[SET TASK]: Reproduce the full listing that appears beneath this instruction exactly.

[MATERIAL]:
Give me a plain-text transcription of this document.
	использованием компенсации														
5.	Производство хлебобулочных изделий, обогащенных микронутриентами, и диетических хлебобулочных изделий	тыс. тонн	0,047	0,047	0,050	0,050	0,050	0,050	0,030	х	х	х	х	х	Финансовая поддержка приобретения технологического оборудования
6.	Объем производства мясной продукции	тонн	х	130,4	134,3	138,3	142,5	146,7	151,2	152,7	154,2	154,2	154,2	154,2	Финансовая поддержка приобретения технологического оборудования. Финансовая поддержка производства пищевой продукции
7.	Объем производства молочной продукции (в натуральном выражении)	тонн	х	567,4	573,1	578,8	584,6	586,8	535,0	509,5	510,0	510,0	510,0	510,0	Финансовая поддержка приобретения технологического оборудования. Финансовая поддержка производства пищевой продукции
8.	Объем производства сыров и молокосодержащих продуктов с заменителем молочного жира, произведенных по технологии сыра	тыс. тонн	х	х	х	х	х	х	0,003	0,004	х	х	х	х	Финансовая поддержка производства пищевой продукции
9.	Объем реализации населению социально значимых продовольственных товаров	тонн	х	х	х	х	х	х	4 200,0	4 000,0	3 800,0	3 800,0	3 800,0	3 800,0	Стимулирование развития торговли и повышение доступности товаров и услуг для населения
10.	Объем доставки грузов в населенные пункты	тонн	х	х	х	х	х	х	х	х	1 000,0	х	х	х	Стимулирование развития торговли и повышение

[RESULT BELOW]:
Give me a plain-text transcription of this document.
	использованием компенсации														
5.	Производство хлебобулочных изделий, обогащенных микронутриентами, и диетических хлебобулочных изделий	тыс. тонн	0,047	0,047	0,050	0,050	0,050	0,050	0,030	х	х	х	х	х	Финансовая поддержка приобретения технологического оборудования
6.	Объем производства мясной продукции	тонн	х	130,4	134,3	138,3	142,5	146,7	151,2	152,7	154,2	154,2	154,2	154,2	Финансовая поддержка приобретения технологического оборудования. Финансовая поддержка производства пищевой продукции
7.	Объем производства молочной продукции (в натуральном выражении)	тонн	х	567,4	573,1	578,8	584,6	586,8	535,0	509,5	510,0	510,0	510,0	510,0	Финансовая поддержка приобретения технологического оборудования. Финансовая поддержка производства пищевой продукции
8.	Объем производства сыров и молокосодержащих продуктов с заменителем молочного жира, произведенных по технологии сыра	тыс. тонн	х	х	х	х	х	х	0,003	0,004	х	х	х	х	Финансовая поддержка производства пищевой продукции
9.	Объем реализации населению социально значимых продовольственных товаров	тонн	х	х	х	х	х	х	4 200,0	4 000,0	3 800,0	3 800,0	3 800,0	3 800,0	Стимулирование развития торговли и повышение доступности товаров и услуг для населения
10.	Объем доставки грузов в населенные пункты	тонн	х	х	х	х	х	х	х	х	1 000,0	х	х	х	Стимулирование развития торговли и повышение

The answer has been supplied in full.